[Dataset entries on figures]
--- start ---

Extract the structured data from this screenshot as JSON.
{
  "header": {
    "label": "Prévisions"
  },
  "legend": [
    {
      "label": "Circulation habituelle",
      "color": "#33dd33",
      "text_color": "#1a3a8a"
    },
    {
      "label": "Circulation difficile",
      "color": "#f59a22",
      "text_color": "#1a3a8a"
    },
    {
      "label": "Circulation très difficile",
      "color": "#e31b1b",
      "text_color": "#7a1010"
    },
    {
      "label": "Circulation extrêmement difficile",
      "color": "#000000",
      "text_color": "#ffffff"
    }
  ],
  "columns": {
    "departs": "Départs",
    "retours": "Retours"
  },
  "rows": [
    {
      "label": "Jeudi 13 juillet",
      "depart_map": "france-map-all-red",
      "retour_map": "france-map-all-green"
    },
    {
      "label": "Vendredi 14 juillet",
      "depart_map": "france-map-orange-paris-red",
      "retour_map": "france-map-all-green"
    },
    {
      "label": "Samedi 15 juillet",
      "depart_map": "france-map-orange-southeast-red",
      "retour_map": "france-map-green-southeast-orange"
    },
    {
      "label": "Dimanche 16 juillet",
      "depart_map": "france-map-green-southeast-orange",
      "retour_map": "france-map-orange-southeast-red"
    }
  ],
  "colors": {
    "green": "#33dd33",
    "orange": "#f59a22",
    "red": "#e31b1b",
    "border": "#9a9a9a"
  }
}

--- end ---

**Set task:** How many of the lines above include the string "france"? Answer with the number only.

**Solution below:** 8